## Selected passage
--- Begin ---

December 18, 2005

OBLIGATORY WINDRIPISM REFERENCE:

Public enemy: Sinclair Lewis's 1935 novel 'It Can't Happen Here' envisioned an America in thrall to a homespun facist dictator. Newly reissued, it's as unsettling a read as ever (Joe Keohane, December 18, 2005, Boston Globe)

PICTURE THIS: A folksy, self-consciously plainspoken Southern politician rises to power during a period of profound unrest in America. The nation is facing one of the half-dozen or so of its worst existential crises to date, and the people, once sunny, confident, and striving, are now scared, angry, and disillusioned.

This politician, a ''Professional Common Man,'' executes his rise by relentlessly attacking the liberal media, fancy-talking intellectuals, shiftless progressives, pinkos, promiscuity, and welfare hangers-on, all the while clamoring for a return to traditional values, to love of country, to the pie-scented days of old when things made sense and Americans were indisputably American. He speaks almost entirely in ''noble but slippery abstractions''-Liberty, Freedom, Equality-and people love him, even if they can't fully articulate why without resorting to abstractions themselves.

Through a combination of factors-his easy bearing chief among them (along with massive cash donations from Big Business; disorganization in the liberal opposition; a stuffy, aloof opponent; and support from religious fanatics who feel they've been unfairly marginalized)-he wins the presidential election.

Once in, he appoints his friends and political advisers to high-level positions, stocks the Supreme Court with ''surprisingly unknown lawyers who called [him] by his first name,'' declaws Congress, allows Big Business to dictate policy, consolidates the media, and fills newspapers with ''syndicated gossip from Hollywood.'' Carping newspapermen worry that America is moving backward to a time when anti-German politicians renamed sauerkraut ''Liberty Cabbage'' and ''hick legislators...set up shop as scientific experts and made the world laugh itself sick by forbidding the teaching of evolution,'' but newspaper readers, wary of excessive negativity, pay no mind.

Given the nature of ''powerful and secret enemies'' of America-who are ''planning their last charge'' to take away our freedom-an indefinite state of crisis is declared, and that freedom is stowed away for safekeeping. When the threat passes, we can have it back, but in the meantime, citizens are asked to ''bear with'' the president.

Sure, some say these methods are extreme, but the plain folks are tired of wishy-washy leaders, and feel the president's decisiveness is its own excuse. Besides, as one man says, a fascist dictatorship ''couldn't happen here in America...we're a country of freemen!''

While more paranoid readers might be tempted to draw parallels between this scenario and sundry predicaments we may or may not be in right now....


We're with Babbitt.

--- End ---

## Data rows
--- Begin ---

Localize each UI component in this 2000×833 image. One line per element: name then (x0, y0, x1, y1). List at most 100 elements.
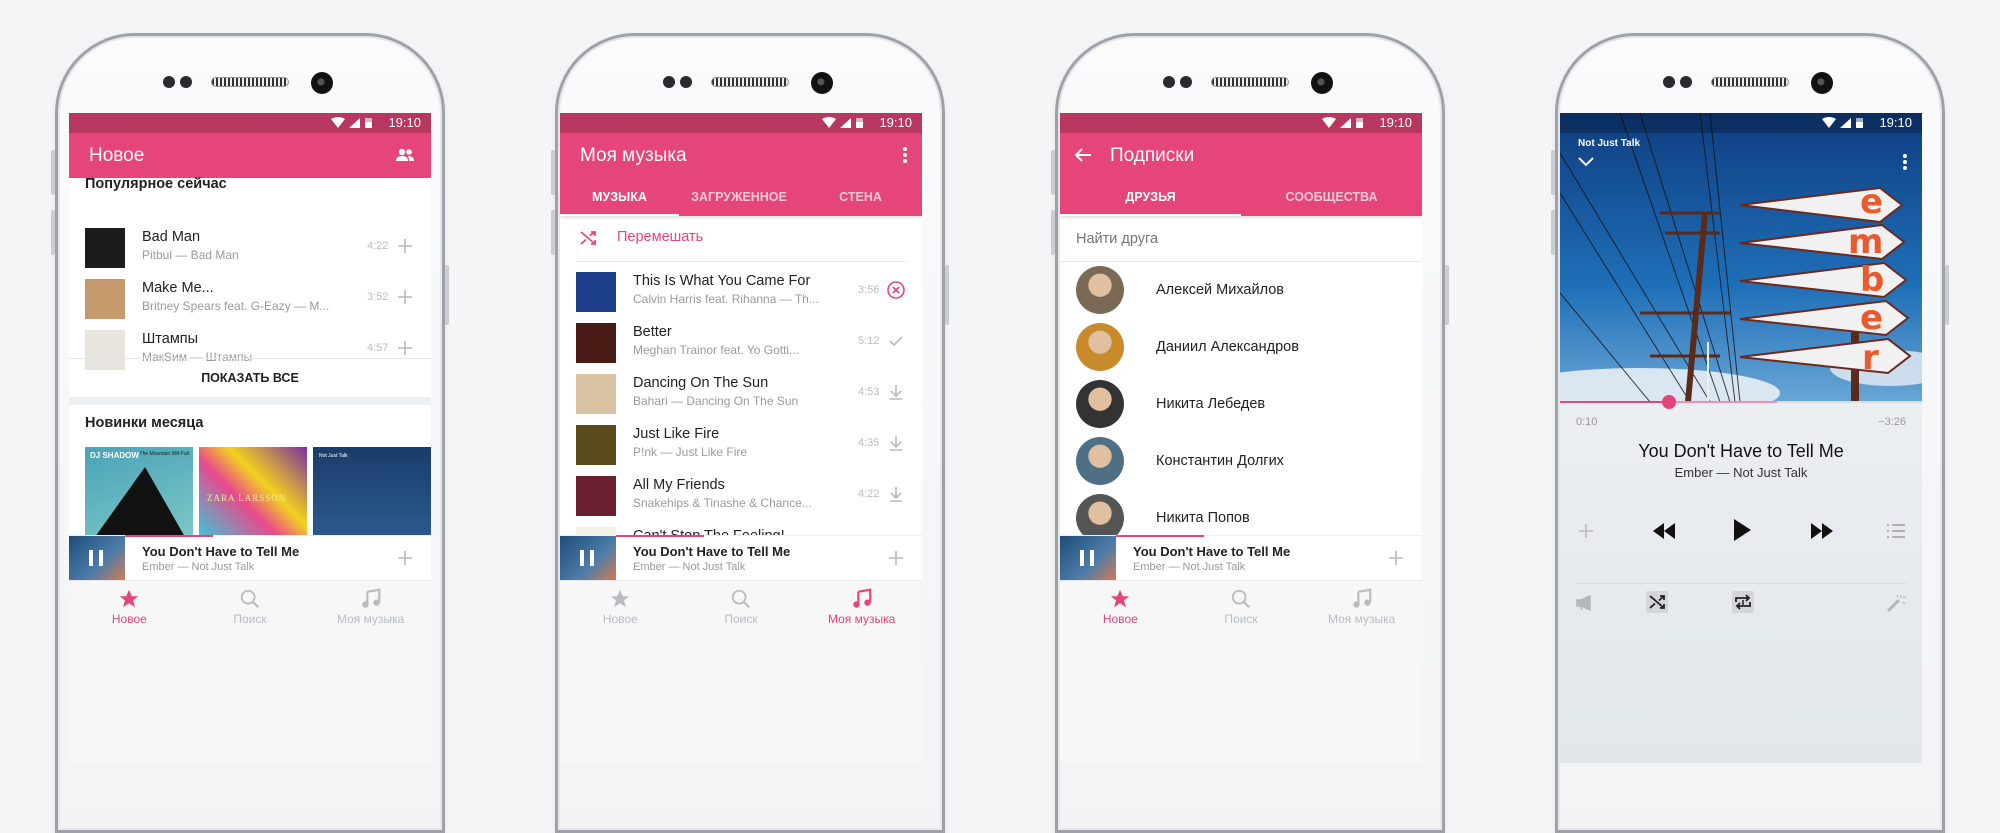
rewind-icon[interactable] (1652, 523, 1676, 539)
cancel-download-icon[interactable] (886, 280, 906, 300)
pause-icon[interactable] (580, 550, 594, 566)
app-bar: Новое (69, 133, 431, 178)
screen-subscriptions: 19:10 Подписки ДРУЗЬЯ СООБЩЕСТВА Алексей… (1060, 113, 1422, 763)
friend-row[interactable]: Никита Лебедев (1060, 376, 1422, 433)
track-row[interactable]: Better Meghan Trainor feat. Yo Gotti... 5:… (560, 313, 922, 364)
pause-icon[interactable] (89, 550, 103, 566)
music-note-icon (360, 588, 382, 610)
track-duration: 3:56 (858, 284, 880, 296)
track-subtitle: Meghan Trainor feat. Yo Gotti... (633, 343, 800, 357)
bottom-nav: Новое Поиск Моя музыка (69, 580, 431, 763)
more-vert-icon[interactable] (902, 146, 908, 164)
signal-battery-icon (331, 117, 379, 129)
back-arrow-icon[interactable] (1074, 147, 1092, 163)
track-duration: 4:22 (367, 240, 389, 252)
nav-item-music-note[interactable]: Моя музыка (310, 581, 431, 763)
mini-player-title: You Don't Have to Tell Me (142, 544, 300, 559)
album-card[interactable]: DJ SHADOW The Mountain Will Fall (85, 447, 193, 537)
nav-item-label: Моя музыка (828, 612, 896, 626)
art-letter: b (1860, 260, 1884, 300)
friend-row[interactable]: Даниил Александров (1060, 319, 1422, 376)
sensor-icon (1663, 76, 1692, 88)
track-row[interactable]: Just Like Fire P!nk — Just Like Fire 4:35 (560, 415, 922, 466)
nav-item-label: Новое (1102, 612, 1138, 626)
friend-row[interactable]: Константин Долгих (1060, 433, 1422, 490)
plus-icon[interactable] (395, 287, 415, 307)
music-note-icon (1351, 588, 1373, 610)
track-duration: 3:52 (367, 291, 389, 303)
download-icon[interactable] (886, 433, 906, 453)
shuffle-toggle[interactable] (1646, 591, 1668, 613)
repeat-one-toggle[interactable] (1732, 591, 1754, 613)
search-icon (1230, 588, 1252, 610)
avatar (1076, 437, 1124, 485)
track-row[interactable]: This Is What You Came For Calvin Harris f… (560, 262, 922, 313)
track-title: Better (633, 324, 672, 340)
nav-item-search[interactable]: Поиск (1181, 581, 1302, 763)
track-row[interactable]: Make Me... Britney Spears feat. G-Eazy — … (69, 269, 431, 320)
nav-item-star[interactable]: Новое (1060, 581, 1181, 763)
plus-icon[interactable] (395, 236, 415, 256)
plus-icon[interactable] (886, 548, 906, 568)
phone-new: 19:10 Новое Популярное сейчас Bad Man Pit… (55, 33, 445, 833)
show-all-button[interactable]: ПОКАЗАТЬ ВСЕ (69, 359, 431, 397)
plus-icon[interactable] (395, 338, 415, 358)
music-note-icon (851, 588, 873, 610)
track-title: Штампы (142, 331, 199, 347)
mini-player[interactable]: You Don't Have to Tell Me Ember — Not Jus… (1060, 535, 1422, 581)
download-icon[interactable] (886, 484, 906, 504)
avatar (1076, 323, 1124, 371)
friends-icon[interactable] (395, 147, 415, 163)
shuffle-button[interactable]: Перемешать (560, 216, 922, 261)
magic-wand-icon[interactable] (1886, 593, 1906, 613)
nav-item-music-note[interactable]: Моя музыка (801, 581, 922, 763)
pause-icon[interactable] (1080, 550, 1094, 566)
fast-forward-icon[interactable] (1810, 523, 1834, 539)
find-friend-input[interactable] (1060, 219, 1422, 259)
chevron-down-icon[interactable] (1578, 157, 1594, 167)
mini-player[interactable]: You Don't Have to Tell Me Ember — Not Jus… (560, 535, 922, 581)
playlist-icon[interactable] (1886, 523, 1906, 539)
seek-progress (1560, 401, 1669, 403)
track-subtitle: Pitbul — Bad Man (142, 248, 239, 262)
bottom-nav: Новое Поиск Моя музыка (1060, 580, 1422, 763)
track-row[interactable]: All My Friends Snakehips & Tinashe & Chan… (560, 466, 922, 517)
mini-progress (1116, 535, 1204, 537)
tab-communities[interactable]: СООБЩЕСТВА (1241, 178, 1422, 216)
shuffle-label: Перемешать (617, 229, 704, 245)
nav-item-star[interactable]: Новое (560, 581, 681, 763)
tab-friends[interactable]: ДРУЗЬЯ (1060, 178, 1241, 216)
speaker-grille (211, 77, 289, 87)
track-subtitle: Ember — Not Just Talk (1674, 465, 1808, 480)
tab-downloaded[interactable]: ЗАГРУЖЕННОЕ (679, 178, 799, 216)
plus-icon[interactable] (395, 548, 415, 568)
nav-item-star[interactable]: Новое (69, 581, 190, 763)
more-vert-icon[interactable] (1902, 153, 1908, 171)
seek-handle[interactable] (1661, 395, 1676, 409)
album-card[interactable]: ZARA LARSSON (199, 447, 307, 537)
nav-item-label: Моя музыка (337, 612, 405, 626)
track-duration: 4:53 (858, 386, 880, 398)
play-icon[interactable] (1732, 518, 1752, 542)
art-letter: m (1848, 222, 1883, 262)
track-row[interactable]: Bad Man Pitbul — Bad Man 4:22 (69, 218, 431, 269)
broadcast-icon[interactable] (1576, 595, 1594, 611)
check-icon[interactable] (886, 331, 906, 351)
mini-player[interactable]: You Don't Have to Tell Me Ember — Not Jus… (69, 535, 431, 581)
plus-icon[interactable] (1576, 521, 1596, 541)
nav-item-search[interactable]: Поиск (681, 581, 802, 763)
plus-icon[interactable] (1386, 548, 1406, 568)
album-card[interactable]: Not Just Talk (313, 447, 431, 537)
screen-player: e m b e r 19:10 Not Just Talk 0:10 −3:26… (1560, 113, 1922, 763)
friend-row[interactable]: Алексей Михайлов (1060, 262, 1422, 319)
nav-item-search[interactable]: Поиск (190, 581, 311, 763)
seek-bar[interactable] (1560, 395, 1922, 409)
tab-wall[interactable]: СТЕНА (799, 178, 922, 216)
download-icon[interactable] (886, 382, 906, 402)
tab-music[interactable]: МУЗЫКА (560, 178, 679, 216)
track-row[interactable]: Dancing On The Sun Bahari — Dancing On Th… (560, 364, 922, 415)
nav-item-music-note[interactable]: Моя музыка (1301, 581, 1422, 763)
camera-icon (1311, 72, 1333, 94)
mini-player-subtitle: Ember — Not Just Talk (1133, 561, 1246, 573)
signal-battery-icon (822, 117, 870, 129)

--- End ---

## Task directions
In the post about the Sinclair Lewis novel, copy the passage from "Given the nature" up to and including "We're with Babbitt.".

## Task solution
Given the nature of ''powerful and secret enemies'' of America-who are ''planning their last charge'' to take away our freedom-an indefinite state of crisis is declared, and that freedom is stowed away for safekeeping. When the threat passes, we can have it back, but in the meantime, citizens are asked to ''bear with'' the president.

Sure, some say these methods are extreme, but the plain folks are tired of wishy-washy leaders, and feel the president's decisiveness is its own excuse. Besides, as one man says, a fascist dictatorship ''couldn't happen here in America...we're a country of freemen!''

While more paranoid readers might be tempted to draw parallels between this scenario and sundry predicaments we may or may not be in right now....


We're with Babbitt.